- EXERCISE GOAL -
Copy the entries below exactly. Images do not belong in the copy.

- Dataset listings of figures -
☆ ☆ ☆
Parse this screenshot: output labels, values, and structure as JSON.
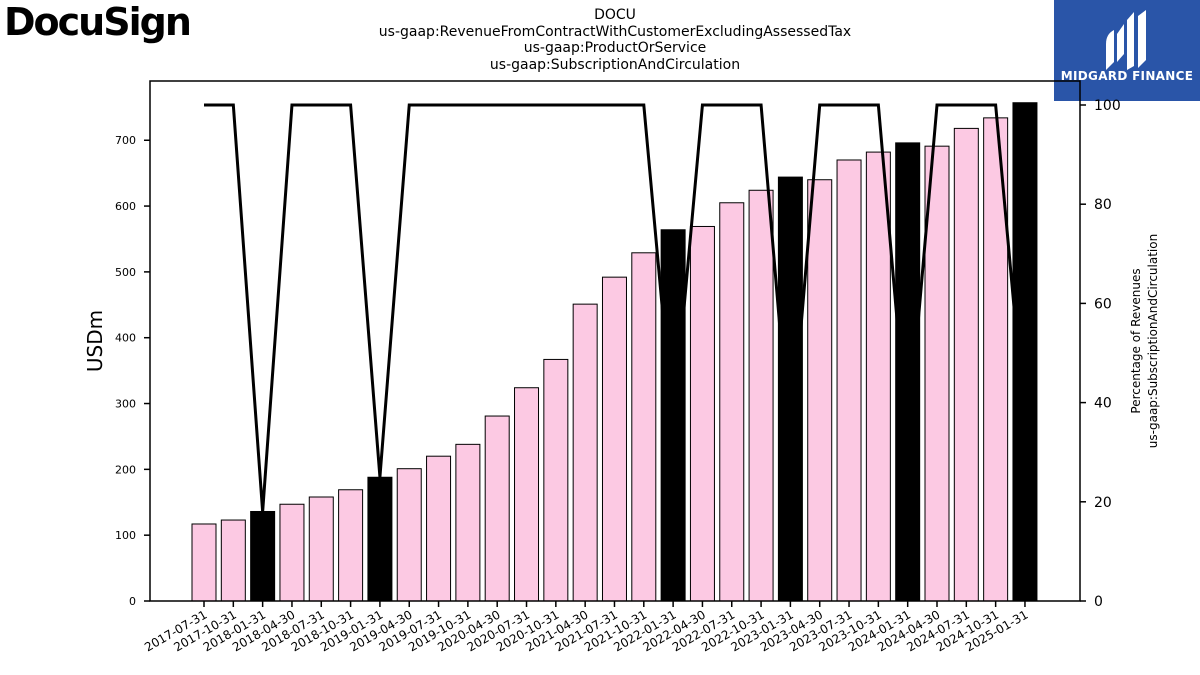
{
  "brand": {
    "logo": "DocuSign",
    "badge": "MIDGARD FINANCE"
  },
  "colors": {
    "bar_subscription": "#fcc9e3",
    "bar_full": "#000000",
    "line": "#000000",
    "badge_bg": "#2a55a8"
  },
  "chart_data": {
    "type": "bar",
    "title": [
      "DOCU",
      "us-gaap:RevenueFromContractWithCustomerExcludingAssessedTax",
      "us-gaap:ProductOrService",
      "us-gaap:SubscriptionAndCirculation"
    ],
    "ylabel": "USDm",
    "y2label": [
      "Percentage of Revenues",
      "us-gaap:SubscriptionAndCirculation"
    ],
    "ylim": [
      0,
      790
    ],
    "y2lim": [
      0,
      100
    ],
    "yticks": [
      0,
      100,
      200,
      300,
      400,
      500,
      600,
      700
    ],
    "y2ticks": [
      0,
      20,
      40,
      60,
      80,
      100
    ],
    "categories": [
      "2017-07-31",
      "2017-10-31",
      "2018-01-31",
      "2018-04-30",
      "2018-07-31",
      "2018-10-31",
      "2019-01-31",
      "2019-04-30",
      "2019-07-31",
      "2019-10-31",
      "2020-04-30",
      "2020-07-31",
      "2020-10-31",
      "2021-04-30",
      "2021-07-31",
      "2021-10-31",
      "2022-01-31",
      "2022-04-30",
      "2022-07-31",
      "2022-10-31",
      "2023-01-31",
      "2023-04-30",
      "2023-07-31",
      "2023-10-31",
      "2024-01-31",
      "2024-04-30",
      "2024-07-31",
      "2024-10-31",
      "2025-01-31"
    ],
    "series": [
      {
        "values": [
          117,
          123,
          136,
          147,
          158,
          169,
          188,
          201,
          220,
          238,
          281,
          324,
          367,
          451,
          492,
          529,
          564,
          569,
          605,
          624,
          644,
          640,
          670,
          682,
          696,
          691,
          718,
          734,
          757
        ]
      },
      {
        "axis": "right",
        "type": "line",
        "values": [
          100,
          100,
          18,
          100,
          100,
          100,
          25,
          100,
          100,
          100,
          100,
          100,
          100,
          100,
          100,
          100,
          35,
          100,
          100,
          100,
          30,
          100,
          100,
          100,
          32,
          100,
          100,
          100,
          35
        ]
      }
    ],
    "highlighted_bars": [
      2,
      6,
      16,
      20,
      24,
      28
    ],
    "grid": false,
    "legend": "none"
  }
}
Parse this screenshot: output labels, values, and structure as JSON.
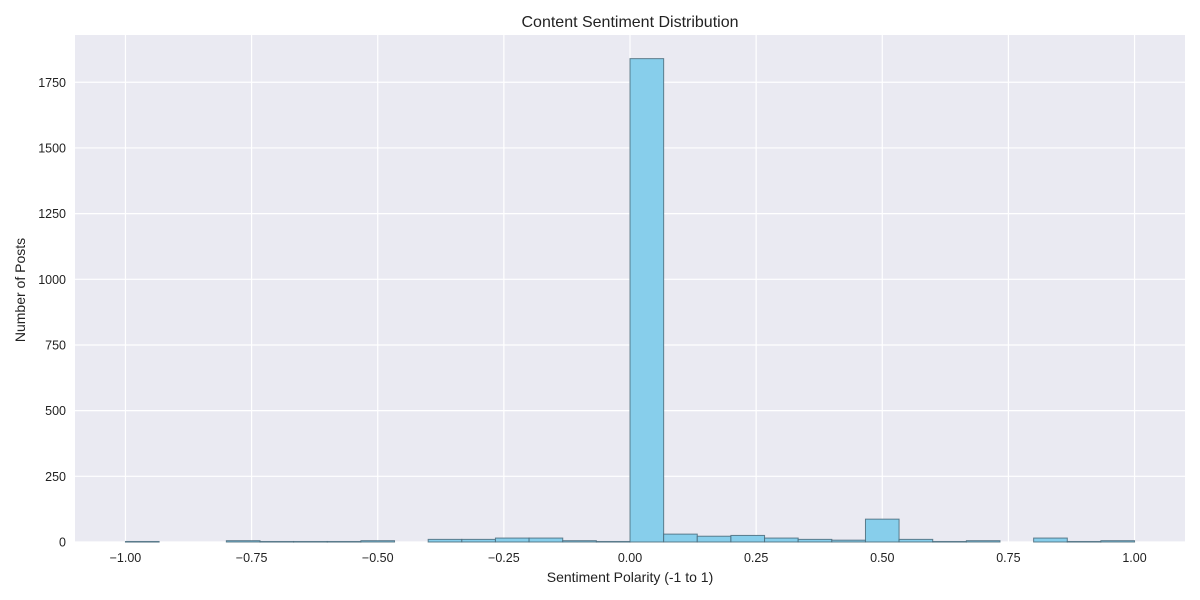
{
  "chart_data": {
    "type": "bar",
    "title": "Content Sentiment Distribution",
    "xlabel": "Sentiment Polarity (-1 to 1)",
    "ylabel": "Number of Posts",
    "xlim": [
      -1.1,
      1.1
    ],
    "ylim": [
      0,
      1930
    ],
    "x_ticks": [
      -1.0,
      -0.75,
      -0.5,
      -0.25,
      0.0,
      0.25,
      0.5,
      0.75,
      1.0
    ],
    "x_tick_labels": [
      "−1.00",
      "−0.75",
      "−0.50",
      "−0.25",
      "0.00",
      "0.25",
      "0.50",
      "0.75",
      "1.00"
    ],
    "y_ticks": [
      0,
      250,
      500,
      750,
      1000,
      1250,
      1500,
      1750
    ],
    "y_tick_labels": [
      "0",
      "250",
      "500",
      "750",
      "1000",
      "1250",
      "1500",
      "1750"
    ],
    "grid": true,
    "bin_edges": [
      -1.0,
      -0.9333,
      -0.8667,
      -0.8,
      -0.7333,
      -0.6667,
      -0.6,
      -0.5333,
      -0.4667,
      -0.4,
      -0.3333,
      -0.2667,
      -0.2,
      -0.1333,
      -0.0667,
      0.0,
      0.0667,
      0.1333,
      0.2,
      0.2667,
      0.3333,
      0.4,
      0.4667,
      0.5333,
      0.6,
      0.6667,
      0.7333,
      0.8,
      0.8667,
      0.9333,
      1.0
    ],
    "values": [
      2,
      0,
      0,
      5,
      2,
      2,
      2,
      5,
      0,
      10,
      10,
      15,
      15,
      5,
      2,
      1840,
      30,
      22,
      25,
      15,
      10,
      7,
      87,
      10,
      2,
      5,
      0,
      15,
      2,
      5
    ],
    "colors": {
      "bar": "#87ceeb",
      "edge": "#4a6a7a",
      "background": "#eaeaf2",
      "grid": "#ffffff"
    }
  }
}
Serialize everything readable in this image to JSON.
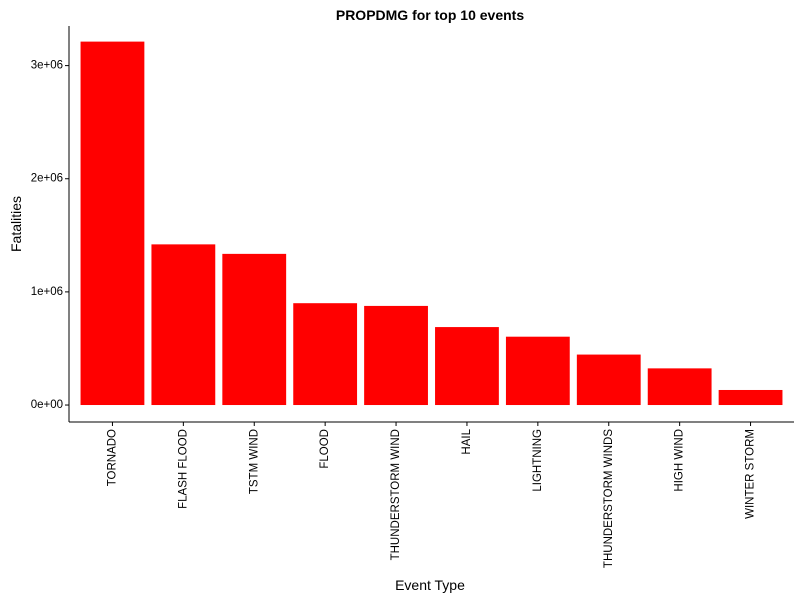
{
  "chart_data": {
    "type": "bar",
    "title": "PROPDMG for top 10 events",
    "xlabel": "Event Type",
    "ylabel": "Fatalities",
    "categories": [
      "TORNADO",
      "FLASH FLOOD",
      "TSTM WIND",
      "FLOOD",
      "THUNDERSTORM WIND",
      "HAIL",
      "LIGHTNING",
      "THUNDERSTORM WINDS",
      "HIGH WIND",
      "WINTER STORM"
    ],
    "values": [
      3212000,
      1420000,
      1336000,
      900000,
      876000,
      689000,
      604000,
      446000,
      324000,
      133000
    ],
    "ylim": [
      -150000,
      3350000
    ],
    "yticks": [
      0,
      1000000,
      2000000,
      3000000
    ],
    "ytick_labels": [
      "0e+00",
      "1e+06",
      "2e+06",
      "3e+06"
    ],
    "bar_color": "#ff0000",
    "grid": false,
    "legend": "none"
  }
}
☆ ☆ ☆
- SOLUTION -
Parse this screenshot: output labels, values, and structure as JSON.
{
  "brand": {
    "logo": "DocuSign",
    "badge": "MIDGARD FINANCE"
  },
  "colors": {
    "bar_subscription": "#fcc9e3",
    "bar_full": "#000000",
    "line": "#000000",
    "badge_bg": "#2a55a8"
  },
  "chart_data": {
    "type": "bar",
    "title": [
      "DOCU",
      "us-gaap:RevenueFromContractWithCustomerExcludingAssessedTax",
      "us-gaap:ProductOrService",
      "us-gaap:SubscriptionAndCirculation"
    ],
    "ylabel": "USDm",
    "y2label": [
      "Percentage of Revenues",
      "us-gaap:SubscriptionAndCirculation"
    ],
    "ylim": [
      0,
      790
    ],
    "y2lim": [
      0,
      100
    ],
    "yticks": [
      0,
      100,
      200,
      300,
      400,
      500,
      600,
      700
    ],
    "y2ticks": [
      0,
      20,
      40,
      60,
      80,
      100
    ],
    "categories": [
      "2017-07-31",
      "2017-10-31",
      "2018-01-31",
      "2018-04-30",
      "2018-07-31",
      "2018-10-31",
      "2019-01-31",
      "2019-04-30",
      "2019-07-31",
      "2019-10-31",
      "2020-04-30",
      "2020-07-31",
      "2020-10-31",
      "2021-04-30",
      "2021-07-31",
      "2021-10-31",
      "2022-01-31",
      "2022-04-30",
      "2022-07-31",
      "2022-10-31",
      "2023-01-31",
      "2023-04-30",
      "2023-07-31",
      "2023-10-31",
      "2024-01-31",
      "2024-04-30",
      "2024-07-31",
      "2024-10-31",
      "2025-01-31"
    ],
    "series": [
      {
        "values": [
          117,
          123,
          136,
          147,
          158,
          169,
          188,
          201,
          220,
          238,
          281,
          324,
          367,
          451,
          492,
          529,
          564,
          569,
          605,
          624,
          644,
          640,
          670,
          682,
          696,
          691,
          718,
          734,
          757
        ]
      },
      {
        "axis": "right",
        "type": "line",
        "values": [
          100,
          100,
          18,
          100,
          100,
          100,
          25,
          100,
          100,
          100,
          100,
          100,
          100,
          100,
          100,
          100,
          35,
          100,
          100,
          100,
          30,
          100,
          100,
          100,
          32,
          100,
          100,
          100,
          35
        ]
      }
    ],
    "highlighted_bars": [
      2,
      6,
      16,
      20,
      24,
      28
    ],
    "grid": false,
    "legend": "none"
  }
}
Parse this screenshot: output labels, values, and structure as JSON.
{
  "chart_data": {
    "type": "bar",
    "title": "Content Sentiment Distribution",
    "xlabel": "Sentiment Polarity (-1 to 1)",
    "ylabel": "Number of Posts",
    "xlim": [
      -1.1,
      1.1
    ],
    "ylim": [
      0,
      1930
    ],
    "x_ticks": [
      -1.0,
      -0.75,
      -0.5,
      -0.25,
      0.0,
      0.25,
      0.5,
      0.75,
      1.0
    ],
    "x_tick_labels": [
      "−1.00",
      "−0.75",
      "−0.50",
      "−0.25",
      "0.00",
      "0.25",
      "0.50",
      "0.75",
      "1.00"
    ],
    "y_ticks": [
      0,
      250,
      500,
      750,
      1000,
      1250,
      1500,
      1750
    ],
    "y_tick_labels": [
      "0",
      "250",
      "500",
      "750",
      "1000",
      "1250",
      "1500",
      "1750"
    ],
    "grid": true,
    "bin_edges": [
      -1.0,
      -0.9333,
      -0.8667,
      -0.8,
      -0.7333,
      -0.6667,
      -0.6,
      -0.5333,
      -0.4667,
      -0.4,
      -0.3333,
      -0.2667,
      -0.2,
      -0.1333,
      -0.0667,
      0.0,
      0.0667,
      0.1333,
      0.2,
      0.2667,
      0.3333,
      0.4,
      0.4667,
      0.5333,
      0.6,
      0.6667,
      0.7333,
      0.8,
      0.8667,
      0.9333,
      1.0
    ],
    "values": [
      2,
      0,
      0,
      5,
      2,
      2,
      2,
      5,
      0,
      10,
      10,
      15,
      15,
      5,
      2,
      1840,
      30,
      22,
      25,
      15,
      10,
      7,
      87,
      10,
      2,
      5,
      0,
      15,
      2,
      5
    ],
    "colors": {
      "bar": "#87ceeb",
      "edge": "#4a6a7a",
      "background": "#eaeaf2",
      "grid": "#ffffff"
    }
  }
}
Serialize everything readable in this image to JSON.
{
  "chart_data": {
    "type": "bar",
    "title": "PROPDMG for top 10 events",
    "xlabel": "Event Type",
    "ylabel": "Fatalities",
    "categories": [
      "TORNADO",
      "FLASH FLOOD",
      "TSTM WIND",
      "FLOOD",
      "THUNDERSTORM WIND",
      "HAIL",
      "LIGHTNING",
      "THUNDERSTORM WINDS",
      "HIGH WIND",
      "WINTER STORM"
    ],
    "values": [
      3212000,
      1420000,
      1336000,
      900000,
      876000,
      689000,
      604000,
      446000,
      324000,
      133000
    ],
    "ylim": [
      -150000,
      3350000
    ],
    "yticks": [
      0,
      1000000,
      2000000,
      3000000
    ],
    "ytick_labels": [
      "0e+00",
      "1e+06",
      "2e+06",
      "3e+06"
    ],
    "bar_color": "#ff0000",
    "grid": false,
    "legend": "none"
  }
}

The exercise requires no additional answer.